━━━━━ Records supplied ━━━━━
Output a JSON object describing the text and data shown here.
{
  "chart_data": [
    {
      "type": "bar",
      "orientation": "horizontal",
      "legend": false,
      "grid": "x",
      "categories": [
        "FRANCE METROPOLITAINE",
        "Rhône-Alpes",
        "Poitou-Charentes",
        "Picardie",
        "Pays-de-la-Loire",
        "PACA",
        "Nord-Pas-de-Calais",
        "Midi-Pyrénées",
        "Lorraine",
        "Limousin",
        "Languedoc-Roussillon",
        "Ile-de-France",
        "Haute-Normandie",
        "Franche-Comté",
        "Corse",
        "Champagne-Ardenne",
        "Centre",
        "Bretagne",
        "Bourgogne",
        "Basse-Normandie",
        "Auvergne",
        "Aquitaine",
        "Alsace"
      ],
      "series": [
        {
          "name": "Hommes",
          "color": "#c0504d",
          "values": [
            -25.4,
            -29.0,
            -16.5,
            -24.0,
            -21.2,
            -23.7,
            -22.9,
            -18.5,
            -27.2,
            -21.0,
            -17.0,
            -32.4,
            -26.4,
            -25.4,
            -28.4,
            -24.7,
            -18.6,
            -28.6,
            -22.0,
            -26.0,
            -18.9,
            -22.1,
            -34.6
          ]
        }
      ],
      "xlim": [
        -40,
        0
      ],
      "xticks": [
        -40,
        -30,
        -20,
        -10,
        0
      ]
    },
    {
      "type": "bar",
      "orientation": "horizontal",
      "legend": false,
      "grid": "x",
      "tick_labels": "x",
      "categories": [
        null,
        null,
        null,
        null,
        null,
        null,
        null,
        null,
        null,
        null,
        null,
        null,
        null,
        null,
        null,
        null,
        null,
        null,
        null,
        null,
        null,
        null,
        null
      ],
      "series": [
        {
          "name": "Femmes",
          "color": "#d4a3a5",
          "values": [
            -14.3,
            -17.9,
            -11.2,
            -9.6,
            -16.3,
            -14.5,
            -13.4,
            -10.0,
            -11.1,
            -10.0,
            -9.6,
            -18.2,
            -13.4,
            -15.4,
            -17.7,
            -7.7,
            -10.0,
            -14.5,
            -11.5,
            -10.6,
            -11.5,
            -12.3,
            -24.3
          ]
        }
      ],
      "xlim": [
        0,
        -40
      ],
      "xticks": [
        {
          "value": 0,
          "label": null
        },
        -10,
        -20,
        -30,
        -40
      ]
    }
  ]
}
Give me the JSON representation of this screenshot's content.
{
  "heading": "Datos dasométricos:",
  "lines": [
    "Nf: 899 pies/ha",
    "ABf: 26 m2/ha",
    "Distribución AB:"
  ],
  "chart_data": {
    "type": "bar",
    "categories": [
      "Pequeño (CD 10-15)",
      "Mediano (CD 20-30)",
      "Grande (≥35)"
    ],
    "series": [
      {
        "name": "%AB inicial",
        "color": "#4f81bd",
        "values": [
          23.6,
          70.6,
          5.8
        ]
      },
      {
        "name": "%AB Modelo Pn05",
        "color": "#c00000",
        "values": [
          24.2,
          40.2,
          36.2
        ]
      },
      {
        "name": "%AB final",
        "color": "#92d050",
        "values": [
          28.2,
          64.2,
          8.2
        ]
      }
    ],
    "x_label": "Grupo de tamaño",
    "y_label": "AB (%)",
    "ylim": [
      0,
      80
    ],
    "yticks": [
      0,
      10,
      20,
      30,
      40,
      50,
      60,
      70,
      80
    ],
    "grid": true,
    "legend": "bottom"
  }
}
━━━━━
### Exercise goal
Extract lines where the string "JSON" occurs.

### Solved problem
Output a JSON object describing the text and data shown here.
Give me the JSON representation of this screenshot's content.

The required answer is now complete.